**Exercise**
How many lines in the records below hold the string "name"? Answer with the number alone.

──────── Record extracts

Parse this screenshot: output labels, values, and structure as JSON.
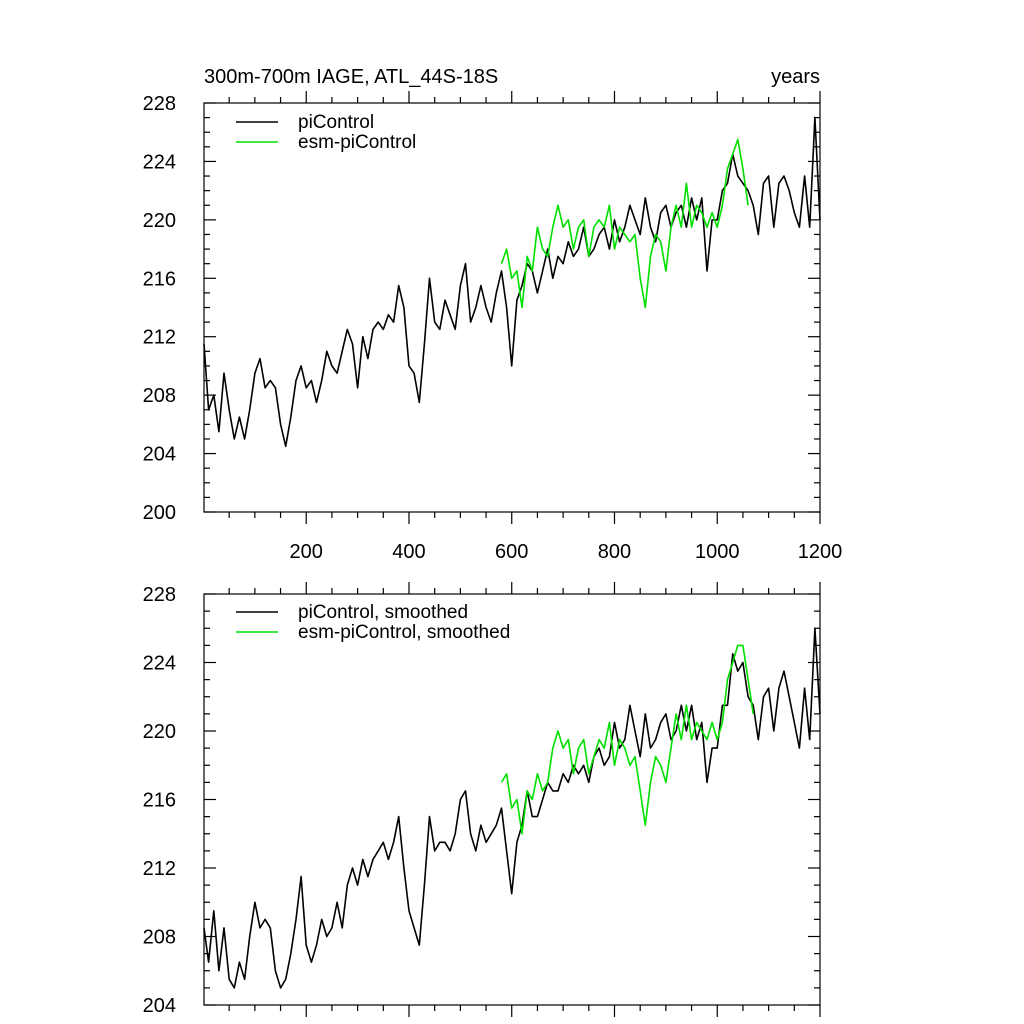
{
  "chart_data": [
    {
      "type": "line",
      "title_left": "300m-700m IAGE, ATL_44S-18S",
      "title_right": "years",
      "xlabel": "",
      "ylabel": "",
      "xlim": [
        1,
        1200
      ],
      "ylim": [
        200,
        228
      ],
      "x_ticks": [
        200,
        400,
        600,
        800,
        1000,
        1200
      ],
      "y_ticks": [
        200,
        204,
        208,
        212,
        216,
        220,
        224,
        228
      ],
      "grid": false,
      "legend_position": "top-left",
      "series": [
        {
          "name": "piControl",
          "color": "#000000",
          "x": [
            1,
            10,
            20,
            30,
            40,
            50,
            60,
            70,
            80,
            90,
            100,
            110,
            120,
            130,
            140,
            150,
            160,
            170,
            180,
            190,
            200,
            210,
            220,
            230,
            240,
            250,
            260,
            270,
            280,
            290,
            300,
            310,
            320,
            330,
            340,
            350,
            360,
            370,
            380,
            390,
            400,
            410,
            420,
            430,
            440,
            450,
            460,
            470,
            480,
            490,
            500,
            510,
            520,
            530,
            540,
            550,
            560,
            570,
            580,
            590,
            600,
            610,
            620,
            630,
            640,
            650,
            660,
            670,
            680,
            690,
            700,
            710,
            720,
            730,
            740,
            750,
            760,
            770,
            780,
            790,
            800,
            810,
            820,
            830,
            840,
            850,
            860,
            870,
            880,
            890,
            900,
            910,
            920,
            930,
            940,
            950,
            960,
            970,
            980,
            990,
            1000,
            1010,
            1020,
            1030,
            1040,
            1050,
            1060,
            1070,
            1080,
            1090,
            1100,
            1110,
            1120,
            1130,
            1140,
            1150,
            1160,
            1170,
            1180,
            1190,
            1200
          ],
          "values": [
            211.5,
            207.0,
            208.0,
            205.5,
            209.5,
            207.0,
            205.0,
            206.5,
            205.0,
            207.0,
            209.5,
            210.5,
            208.5,
            209.0,
            208.5,
            206.0,
            204.5,
            206.5,
            209.0,
            210.0,
            208.5,
            209.0,
            207.5,
            209.0,
            211.0,
            210.0,
            209.5,
            211.0,
            212.5,
            211.5,
            208.5,
            212.0,
            210.5,
            212.5,
            213.0,
            212.5,
            213.5,
            213.0,
            215.5,
            214.0,
            210.0,
            209.5,
            207.5,
            211.5,
            216.0,
            213.0,
            212.5,
            214.5,
            213.5,
            212.5,
            215.5,
            217.0,
            213.0,
            214.0,
            215.5,
            214.0,
            213.0,
            215.0,
            216.5,
            214.0,
            210.0,
            214.5,
            215.5,
            217.0,
            216.5,
            215.0,
            216.5,
            218.0,
            216.0,
            217.5,
            217.0,
            218.5,
            217.5,
            218.0,
            219.5,
            217.5,
            218.0,
            219.0,
            219.5,
            218.0,
            220.0,
            218.5,
            219.5,
            221.0,
            220.0,
            219.0,
            221.5,
            219.5,
            218.5,
            220.5,
            221.0,
            219.5,
            220.5,
            221.0,
            219.5,
            221.5,
            220.0,
            221.5,
            216.5,
            220.0,
            220.0,
            222.0,
            222.5,
            224.5,
            223.0,
            222.5,
            222.0,
            221.0,
            219.0,
            222.5,
            223.0,
            219.5,
            222.5,
            223.0,
            222.0,
            220.5,
            219.5,
            223.0,
            219.5,
            227.0,
            220.0
          ]
        },
        {
          "name": "esm-piControl",
          "color": "#00e000",
          "x": [
            580,
            590,
            600,
            610,
            620,
            630,
            640,
            650,
            660,
            670,
            680,
            690,
            700,
            710,
            720,
            730,
            740,
            750,
            760,
            770,
            780,
            790,
            800,
            810,
            820,
            830,
            840,
            850,
            860,
            870,
            880,
            890,
            900,
            910,
            920,
            930,
            940,
            950,
            960,
            970,
            980,
            990,
            1000,
            1010,
            1020,
            1030,
            1040,
            1050,
            1060
          ],
          "values": [
            217.0,
            218.0,
            216.0,
            216.5,
            214.0,
            217.5,
            216.5,
            219.5,
            218.0,
            217.5,
            219.5,
            221.0,
            219.5,
            220.0,
            218.0,
            219.5,
            220.0,
            217.5,
            219.5,
            220.0,
            219.5,
            221.0,
            218.0,
            219.5,
            219.0,
            218.5,
            219.0,
            216.0,
            214.0,
            217.5,
            219.0,
            218.5,
            216.5,
            219.5,
            221.0,
            219.5,
            222.5,
            219.5,
            221.0,
            220.5,
            219.5,
            220.5,
            219.5,
            221.0,
            223.5,
            224.5,
            225.5,
            223.5,
            221.0
          ]
        }
      ]
    },
    {
      "type": "line",
      "xlabel": "",
      "ylabel": "",
      "xlim": [
        1,
        1200
      ],
      "ylim": [
        204,
        228
      ],
      "y_ticks": [
        204,
        208,
        212,
        216,
        220,
        224,
        228
      ],
      "grid": false,
      "legend_position": "top-left",
      "series": [
        {
          "name": "piControl, smoothed",
          "color": "#000000",
          "x": [
            1,
            10,
            20,
            30,
            40,
            50,
            60,
            70,
            80,
            90,
            100,
            110,
            120,
            130,
            140,
            150,
            160,
            170,
            180,
            190,
            200,
            210,
            220,
            230,
            240,
            250,
            260,
            270,
            280,
            290,
            300,
            310,
            320,
            330,
            340,
            350,
            360,
            370,
            380,
            390,
            400,
            410,
            420,
            430,
            440,
            450,
            460,
            470,
            480,
            490,
            500,
            510,
            520,
            530,
            540,
            550,
            560,
            570,
            580,
            590,
            600,
            610,
            620,
            630,
            640,
            650,
            660,
            670,
            680,
            690,
            700,
            710,
            720,
            730,
            740,
            750,
            760,
            770,
            780,
            790,
            800,
            810,
            820,
            830,
            840,
            850,
            860,
            870,
            880,
            890,
            900,
            910,
            920,
            930,
            940,
            950,
            960,
            970,
            980,
            990,
            1000,
            1010,
            1020,
            1030,
            1040,
            1050,
            1060,
            1070,
            1080,
            1090,
            1100,
            1110,
            1120,
            1130,
            1140,
            1150,
            1160,
            1170,
            1180,
            1190,
            1200
          ],
          "values": [
            208.5,
            206.5,
            209.5,
            206.0,
            208.5,
            205.5,
            205.0,
            206.5,
            205.5,
            208.0,
            210.0,
            208.5,
            209.0,
            208.5,
            206.0,
            205.0,
            205.5,
            207.0,
            209.0,
            211.5,
            207.5,
            206.5,
            207.5,
            209.0,
            208.0,
            208.5,
            210.0,
            208.5,
            211.0,
            212.0,
            211.0,
            212.5,
            211.5,
            212.5,
            213.0,
            213.5,
            212.5,
            213.5,
            215.0,
            212.0,
            209.5,
            208.5,
            207.5,
            211.0,
            215.0,
            213.0,
            213.5,
            213.5,
            213.0,
            214.0,
            216.0,
            216.5,
            214.0,
            213.0,
            214.5,
            213.5,
            214.0,
            214.5,
            215.5,
            213.0,
            210.5,
            213.5,
            214.5,
            216.5,
            215.0,
            215.0,
            216.0,
            217.0,
            216.5,
            216.5,
            217.5,
            217.0,
            218.0,
            217.5,
            218.0,
            217.0,
            218.5,
            219.0,
            218.0,
            218.5,
            220.5,
            219.0,
            219.5,
            221.5,
            220.0,
            218.5,
            221.0,
            219.0,
            219.5,
            220.5,
            221.0,
            219.5,
            220.0,
            221.5,
            220.0,
            221.5,
            219.5,
            220.5,
            217.0,
            219.0,
            219.0,
            221.5,
            221.5,
            224.5,
            223.5,
            224.0,
            222.0,
            221.5,
            219.5,
            222.0,
            222.5,
            220.0,
            222.5,
            223.5,
            222.0,
            220.5,
            219.0,
            222.5,
            219.5,
            226.0,
            221.0
          ]
        },
        {
          "name": "esm-piControl, smoothed",
          "color": "#00e000",
          "x": [
            580,
            590,
            600,
            610,
            620,
            630,
            640,
            650,
            660,
            670,
            680,
            690,
            700,
            710,
            720,
            730,
            740,
            750,
            760,
            770,
            780,
            790,
            800,
            810,
            820,
            830,
            840,
            850,
            860,
            870,
            880,
            890,
            900,
            910,
            920,
            930,
            940,
            950,
            960,
            970,
            980,
            990,
            1000,
            1010,
            1020,
            1030,
            1040,
            1050,
            1060,
            1070
          ],
          "values": [
            217.0,
            217.5,
            215.5,
            216.0,
            214.0,
            216.5,
            216.0,
            217.5,
            216.5,
            217.0,
            219.0,
            220.0,
            219.0,
            219.5,
            217.5,
            219.0,
            219.5,
            217.5,
            218.5,
            219.5,
            219.0,
            220.5,
            218.0,
            219.5,
            219.0,
            218.0,
            218.5,
            216.5,
            214.5,
            217.0,
            218.5,
            218.0,
            217.0,
            219.0,
            221.0,
            219.5,
            221.5,
            219.5,
            220.5,
            220.0,
            219.5,
            220.5,
            219.5,
            220.5,
            223.0,
            224.0,
            225.0,
            225.0,
            223.0,
            221.0
          ]
        }
      ]
    }
  ]
}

────────────────

**Solution to the problem**
4